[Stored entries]
━━━━

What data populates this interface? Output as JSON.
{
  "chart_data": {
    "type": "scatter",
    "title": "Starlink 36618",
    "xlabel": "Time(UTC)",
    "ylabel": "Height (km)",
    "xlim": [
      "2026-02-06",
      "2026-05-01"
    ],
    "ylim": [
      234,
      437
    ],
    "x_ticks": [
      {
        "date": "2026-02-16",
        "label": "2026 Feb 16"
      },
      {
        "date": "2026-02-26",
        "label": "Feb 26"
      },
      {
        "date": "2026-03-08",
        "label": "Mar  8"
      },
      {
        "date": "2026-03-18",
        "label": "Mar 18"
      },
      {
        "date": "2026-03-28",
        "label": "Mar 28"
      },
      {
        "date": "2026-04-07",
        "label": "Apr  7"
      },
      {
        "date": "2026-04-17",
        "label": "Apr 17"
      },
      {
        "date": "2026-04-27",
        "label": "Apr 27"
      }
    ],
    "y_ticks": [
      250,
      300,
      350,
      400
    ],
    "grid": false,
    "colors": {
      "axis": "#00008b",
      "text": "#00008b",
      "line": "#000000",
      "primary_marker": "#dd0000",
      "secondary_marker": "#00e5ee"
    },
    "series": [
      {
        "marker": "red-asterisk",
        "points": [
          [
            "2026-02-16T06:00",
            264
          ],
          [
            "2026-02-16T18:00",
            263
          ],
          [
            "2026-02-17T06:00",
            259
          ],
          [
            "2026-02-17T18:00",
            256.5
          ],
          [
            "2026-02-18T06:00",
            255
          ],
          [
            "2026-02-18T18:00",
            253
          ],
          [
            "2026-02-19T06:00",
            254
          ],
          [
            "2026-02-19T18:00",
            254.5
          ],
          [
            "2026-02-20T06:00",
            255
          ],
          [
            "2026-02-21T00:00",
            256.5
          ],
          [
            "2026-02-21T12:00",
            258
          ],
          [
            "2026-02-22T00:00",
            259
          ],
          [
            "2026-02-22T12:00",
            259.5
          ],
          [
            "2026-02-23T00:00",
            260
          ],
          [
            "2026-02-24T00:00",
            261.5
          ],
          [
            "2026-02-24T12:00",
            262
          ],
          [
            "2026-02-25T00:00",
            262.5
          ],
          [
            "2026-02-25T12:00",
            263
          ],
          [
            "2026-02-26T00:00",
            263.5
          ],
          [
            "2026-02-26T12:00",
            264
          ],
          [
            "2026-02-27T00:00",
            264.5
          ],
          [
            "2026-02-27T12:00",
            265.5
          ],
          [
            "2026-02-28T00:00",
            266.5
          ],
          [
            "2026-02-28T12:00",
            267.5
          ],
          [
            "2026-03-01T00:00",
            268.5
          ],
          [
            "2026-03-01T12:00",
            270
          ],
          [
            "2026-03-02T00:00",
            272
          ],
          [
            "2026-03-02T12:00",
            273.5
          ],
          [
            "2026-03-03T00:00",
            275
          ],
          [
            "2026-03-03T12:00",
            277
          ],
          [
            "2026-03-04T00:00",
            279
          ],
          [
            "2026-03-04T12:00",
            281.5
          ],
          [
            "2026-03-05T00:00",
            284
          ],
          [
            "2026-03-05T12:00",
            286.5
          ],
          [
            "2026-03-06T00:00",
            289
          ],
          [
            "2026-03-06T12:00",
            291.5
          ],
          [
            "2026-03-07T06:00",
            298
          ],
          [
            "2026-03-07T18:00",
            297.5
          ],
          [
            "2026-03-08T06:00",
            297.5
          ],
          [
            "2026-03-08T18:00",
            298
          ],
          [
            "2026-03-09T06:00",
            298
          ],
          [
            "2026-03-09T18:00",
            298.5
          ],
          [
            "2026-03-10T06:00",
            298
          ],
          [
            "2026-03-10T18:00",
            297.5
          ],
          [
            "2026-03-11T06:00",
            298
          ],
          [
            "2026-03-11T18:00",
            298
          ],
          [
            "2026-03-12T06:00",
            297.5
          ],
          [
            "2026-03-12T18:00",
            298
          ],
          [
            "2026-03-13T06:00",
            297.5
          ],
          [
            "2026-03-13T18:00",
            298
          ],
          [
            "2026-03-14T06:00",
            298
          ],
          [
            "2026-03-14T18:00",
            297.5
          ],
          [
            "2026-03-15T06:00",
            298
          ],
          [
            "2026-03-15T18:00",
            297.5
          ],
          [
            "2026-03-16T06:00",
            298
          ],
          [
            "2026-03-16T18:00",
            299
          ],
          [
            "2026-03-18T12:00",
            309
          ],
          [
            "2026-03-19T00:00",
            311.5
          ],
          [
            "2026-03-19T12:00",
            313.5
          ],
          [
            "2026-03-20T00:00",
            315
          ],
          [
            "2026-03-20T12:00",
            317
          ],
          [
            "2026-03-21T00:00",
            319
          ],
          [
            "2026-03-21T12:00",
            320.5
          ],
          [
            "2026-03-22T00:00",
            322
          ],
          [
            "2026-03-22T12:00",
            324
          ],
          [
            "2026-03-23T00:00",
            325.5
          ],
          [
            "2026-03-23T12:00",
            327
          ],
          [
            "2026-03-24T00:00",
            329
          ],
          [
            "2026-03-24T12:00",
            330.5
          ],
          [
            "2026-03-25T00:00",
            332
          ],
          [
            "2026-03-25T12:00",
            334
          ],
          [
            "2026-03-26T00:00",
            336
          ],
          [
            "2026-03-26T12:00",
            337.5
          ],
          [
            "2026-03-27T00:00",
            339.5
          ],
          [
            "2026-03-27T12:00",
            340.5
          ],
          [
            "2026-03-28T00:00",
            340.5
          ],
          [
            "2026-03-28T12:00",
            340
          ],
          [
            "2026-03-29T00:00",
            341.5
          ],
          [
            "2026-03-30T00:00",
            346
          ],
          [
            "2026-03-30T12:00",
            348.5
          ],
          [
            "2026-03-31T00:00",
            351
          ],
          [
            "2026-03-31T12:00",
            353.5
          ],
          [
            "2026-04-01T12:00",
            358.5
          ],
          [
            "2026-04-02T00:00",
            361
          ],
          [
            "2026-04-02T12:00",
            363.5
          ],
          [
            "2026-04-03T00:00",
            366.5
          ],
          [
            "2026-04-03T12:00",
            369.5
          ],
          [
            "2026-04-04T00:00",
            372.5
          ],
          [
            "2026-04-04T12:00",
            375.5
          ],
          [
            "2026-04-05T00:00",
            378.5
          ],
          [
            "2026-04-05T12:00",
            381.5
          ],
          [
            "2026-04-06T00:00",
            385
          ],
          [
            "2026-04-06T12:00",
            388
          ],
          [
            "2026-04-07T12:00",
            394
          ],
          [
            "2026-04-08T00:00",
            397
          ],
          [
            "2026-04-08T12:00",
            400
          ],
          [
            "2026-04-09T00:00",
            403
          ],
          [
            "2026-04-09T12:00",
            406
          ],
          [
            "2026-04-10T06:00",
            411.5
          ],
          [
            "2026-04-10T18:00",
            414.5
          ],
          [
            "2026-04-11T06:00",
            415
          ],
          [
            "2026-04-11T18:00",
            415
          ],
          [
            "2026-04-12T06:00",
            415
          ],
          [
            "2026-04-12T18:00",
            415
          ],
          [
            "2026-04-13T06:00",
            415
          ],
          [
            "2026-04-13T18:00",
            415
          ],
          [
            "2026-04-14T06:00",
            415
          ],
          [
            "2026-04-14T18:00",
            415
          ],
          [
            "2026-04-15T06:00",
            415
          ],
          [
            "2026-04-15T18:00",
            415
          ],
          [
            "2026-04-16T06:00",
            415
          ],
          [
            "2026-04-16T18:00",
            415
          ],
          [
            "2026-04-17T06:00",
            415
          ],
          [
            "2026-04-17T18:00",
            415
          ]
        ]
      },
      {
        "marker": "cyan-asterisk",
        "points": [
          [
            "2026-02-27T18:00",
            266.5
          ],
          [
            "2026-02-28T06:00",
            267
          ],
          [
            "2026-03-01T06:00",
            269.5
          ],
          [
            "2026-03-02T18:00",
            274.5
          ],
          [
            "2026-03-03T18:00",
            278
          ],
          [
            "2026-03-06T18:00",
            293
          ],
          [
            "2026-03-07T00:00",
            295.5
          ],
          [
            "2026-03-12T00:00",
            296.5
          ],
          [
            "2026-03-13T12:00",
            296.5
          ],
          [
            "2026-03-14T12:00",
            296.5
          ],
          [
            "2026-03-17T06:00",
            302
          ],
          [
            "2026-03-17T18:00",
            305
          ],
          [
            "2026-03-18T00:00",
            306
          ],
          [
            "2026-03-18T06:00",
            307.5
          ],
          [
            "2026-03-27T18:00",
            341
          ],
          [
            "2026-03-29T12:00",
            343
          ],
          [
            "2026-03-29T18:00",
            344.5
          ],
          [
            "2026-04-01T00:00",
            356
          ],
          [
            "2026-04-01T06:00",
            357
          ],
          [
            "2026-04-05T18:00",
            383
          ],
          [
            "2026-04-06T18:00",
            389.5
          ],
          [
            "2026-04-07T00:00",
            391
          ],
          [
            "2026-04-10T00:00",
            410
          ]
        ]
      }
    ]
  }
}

━━━━

● Task instructions:
State the number of lines in the records that contain the string "date", and nothing more.

● Solution:
8